» TASK DESCRIPTION
Return each line that holds the word "from".
-------------------------
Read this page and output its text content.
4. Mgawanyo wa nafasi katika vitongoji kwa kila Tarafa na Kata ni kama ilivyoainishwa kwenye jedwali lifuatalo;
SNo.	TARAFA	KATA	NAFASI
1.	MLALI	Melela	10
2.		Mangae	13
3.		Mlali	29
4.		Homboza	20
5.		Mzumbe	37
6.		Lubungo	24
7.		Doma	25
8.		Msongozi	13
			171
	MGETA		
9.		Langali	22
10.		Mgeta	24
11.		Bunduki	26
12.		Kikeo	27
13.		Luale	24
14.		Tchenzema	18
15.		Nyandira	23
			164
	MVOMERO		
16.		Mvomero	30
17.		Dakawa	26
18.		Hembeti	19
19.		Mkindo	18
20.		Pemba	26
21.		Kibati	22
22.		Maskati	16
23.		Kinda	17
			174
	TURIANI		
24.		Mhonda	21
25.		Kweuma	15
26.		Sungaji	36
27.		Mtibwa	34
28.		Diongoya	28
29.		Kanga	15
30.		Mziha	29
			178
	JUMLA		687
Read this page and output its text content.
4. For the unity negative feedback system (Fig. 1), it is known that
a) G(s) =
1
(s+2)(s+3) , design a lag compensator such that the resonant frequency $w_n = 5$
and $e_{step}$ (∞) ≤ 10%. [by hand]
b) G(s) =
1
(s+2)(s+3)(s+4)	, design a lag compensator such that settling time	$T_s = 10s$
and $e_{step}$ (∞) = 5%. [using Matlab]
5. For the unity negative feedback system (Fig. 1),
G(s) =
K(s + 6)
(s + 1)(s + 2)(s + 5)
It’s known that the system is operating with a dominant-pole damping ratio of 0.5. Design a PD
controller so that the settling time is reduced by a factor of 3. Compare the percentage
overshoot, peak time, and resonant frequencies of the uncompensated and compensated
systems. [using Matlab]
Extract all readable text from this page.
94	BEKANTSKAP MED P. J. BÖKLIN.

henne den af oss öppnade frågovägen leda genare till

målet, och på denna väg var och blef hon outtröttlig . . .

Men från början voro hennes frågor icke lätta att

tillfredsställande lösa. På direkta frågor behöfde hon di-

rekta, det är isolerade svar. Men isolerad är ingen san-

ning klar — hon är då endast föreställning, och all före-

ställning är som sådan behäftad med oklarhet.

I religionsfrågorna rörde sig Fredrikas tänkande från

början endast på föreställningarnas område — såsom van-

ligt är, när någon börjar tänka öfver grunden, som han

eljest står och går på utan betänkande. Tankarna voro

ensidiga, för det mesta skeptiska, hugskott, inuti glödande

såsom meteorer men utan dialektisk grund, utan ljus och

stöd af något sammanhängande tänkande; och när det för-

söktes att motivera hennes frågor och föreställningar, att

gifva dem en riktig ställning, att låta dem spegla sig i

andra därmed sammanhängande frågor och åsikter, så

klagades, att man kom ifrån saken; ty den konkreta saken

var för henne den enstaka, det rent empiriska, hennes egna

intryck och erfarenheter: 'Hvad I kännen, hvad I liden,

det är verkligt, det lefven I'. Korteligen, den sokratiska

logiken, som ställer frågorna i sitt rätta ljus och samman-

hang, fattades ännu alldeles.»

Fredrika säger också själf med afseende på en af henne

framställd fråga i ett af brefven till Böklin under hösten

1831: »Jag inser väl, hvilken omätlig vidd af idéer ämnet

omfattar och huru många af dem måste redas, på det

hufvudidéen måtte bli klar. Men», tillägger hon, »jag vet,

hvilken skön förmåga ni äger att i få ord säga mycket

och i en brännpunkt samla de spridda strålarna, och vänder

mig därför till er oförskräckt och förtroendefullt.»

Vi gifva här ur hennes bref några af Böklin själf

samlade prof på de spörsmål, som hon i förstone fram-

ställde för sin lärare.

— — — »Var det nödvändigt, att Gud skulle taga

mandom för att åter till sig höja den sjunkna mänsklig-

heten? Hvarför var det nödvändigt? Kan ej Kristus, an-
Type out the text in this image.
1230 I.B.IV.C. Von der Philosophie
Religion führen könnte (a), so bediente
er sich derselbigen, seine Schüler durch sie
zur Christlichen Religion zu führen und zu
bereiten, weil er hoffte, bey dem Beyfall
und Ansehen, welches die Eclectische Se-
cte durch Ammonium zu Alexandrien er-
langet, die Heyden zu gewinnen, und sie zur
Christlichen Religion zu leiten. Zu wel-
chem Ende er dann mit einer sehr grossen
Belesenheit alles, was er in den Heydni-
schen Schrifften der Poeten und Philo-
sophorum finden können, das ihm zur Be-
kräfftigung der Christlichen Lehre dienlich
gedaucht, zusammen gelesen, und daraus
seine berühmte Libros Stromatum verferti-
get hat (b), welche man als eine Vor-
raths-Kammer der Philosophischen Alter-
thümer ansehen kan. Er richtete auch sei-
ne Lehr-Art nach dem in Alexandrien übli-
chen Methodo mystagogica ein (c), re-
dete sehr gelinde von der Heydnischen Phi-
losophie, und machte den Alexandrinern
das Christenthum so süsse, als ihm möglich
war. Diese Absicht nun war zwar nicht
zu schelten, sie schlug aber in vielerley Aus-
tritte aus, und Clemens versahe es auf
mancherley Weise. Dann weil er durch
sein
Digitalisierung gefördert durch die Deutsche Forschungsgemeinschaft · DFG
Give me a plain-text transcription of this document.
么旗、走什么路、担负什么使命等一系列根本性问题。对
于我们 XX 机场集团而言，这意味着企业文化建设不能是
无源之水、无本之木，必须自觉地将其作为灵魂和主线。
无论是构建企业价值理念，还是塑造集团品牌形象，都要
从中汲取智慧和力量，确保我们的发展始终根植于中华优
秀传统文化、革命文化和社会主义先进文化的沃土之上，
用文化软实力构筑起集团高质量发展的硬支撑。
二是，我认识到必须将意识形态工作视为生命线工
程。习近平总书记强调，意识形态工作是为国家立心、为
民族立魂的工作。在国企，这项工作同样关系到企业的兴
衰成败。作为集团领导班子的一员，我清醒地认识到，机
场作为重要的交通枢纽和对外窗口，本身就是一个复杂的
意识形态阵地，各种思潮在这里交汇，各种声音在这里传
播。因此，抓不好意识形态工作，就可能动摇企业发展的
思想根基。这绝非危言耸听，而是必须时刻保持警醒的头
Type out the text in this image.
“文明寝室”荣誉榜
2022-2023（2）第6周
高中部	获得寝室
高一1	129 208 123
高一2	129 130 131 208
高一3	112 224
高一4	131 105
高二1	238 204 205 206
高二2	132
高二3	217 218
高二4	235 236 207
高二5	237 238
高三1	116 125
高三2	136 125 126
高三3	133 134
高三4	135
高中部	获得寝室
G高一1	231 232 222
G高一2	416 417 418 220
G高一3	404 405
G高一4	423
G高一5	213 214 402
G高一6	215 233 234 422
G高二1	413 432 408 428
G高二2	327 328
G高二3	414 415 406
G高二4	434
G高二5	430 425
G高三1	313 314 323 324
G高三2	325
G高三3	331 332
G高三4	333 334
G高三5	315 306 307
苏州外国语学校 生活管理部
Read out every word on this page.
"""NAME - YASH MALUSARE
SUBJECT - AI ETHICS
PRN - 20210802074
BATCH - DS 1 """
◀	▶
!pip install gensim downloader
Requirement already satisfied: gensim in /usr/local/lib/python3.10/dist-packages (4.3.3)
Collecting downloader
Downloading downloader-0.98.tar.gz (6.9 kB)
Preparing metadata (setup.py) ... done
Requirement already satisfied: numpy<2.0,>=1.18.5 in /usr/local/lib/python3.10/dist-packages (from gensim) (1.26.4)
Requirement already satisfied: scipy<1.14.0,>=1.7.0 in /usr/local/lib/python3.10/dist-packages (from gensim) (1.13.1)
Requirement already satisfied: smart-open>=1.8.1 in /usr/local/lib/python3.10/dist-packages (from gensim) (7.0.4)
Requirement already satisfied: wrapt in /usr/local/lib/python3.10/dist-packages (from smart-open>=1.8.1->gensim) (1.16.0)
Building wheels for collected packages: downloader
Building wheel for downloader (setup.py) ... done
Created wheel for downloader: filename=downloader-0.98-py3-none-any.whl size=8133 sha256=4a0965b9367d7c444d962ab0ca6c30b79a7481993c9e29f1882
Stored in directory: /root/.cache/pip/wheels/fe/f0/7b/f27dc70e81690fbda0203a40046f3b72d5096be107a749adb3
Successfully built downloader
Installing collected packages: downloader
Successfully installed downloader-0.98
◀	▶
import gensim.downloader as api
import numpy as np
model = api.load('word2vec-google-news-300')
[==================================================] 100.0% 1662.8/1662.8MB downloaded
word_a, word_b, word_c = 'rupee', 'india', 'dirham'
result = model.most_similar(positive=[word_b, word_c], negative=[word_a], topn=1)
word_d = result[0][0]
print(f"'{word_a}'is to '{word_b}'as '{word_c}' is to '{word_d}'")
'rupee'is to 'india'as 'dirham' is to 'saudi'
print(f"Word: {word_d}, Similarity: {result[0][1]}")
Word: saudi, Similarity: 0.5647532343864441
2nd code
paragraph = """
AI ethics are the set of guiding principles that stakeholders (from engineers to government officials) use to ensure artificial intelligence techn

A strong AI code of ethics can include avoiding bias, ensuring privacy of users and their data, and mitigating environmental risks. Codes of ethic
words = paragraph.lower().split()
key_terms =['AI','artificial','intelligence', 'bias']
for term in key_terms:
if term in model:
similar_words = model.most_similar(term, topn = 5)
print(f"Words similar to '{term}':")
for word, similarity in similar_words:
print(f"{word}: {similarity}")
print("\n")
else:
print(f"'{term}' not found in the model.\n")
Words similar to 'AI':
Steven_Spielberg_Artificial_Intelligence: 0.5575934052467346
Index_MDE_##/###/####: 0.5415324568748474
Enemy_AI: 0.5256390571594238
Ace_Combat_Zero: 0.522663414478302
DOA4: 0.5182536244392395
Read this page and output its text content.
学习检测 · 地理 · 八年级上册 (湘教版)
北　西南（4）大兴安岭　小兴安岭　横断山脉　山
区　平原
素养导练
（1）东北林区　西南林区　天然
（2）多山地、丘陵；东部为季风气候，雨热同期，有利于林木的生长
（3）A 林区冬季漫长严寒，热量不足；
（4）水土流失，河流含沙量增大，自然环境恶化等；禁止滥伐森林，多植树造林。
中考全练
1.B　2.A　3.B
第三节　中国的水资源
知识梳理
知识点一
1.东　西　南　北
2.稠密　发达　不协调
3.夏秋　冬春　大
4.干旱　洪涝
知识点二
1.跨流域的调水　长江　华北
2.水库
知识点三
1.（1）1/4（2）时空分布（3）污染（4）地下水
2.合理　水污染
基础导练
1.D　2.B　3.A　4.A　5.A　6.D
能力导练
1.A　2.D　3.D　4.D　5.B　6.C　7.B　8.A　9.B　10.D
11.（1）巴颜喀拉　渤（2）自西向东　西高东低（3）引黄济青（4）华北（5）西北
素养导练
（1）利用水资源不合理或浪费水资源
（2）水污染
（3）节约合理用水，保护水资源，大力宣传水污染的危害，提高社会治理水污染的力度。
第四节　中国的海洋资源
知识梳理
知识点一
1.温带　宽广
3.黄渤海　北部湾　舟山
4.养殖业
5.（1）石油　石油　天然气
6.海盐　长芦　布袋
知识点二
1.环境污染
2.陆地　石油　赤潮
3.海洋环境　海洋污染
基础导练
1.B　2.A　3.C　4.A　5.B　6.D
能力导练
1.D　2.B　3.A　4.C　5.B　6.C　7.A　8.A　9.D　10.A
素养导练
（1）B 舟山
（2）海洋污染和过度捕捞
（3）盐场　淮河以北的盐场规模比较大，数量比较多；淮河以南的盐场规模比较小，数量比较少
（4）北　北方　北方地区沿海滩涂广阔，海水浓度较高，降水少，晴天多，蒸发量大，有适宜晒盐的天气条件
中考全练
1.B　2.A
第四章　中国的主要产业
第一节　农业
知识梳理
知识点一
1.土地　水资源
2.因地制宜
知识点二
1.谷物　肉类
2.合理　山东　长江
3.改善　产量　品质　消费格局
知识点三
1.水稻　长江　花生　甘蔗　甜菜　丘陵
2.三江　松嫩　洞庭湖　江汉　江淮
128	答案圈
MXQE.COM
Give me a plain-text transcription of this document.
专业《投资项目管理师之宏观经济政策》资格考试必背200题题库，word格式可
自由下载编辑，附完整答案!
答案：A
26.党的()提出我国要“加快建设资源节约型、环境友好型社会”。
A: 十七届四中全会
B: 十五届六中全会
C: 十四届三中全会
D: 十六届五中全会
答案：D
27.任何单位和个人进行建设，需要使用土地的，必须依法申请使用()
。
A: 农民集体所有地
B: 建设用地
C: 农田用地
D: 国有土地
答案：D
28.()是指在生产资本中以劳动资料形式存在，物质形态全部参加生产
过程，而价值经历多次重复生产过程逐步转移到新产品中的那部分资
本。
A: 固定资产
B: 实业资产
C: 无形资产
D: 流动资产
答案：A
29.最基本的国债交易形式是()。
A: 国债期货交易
-------------------------
» THE ANSWER
Extract all readable text from this page.
Requirement already satisfied: numpy<2.0,>=1.18.5 in /usr/local/lib/python3.10/dist-packages (from gensim) (1.26.4)
Requirement already satisfied: scipy<1.14.0,>=1.7.0 in /usr/local/lib/python3.10/dist-packages (from gensim) (1.13.1)
Requirement already satisfied: smart-open>=1.8.1 in /usr/local/lib/python3.10/dist-packages (from gensim) (7.0.4)
Requirement already satisfied: wrapt in /usr/local/lib/python3.10/dist-packages (from smart-open>=1.8.1->gensim) (1.16.0)
AI ethics are the set of guiding principles that stakeholders (from engineers to government officials) use to ensure artificial intelligence techn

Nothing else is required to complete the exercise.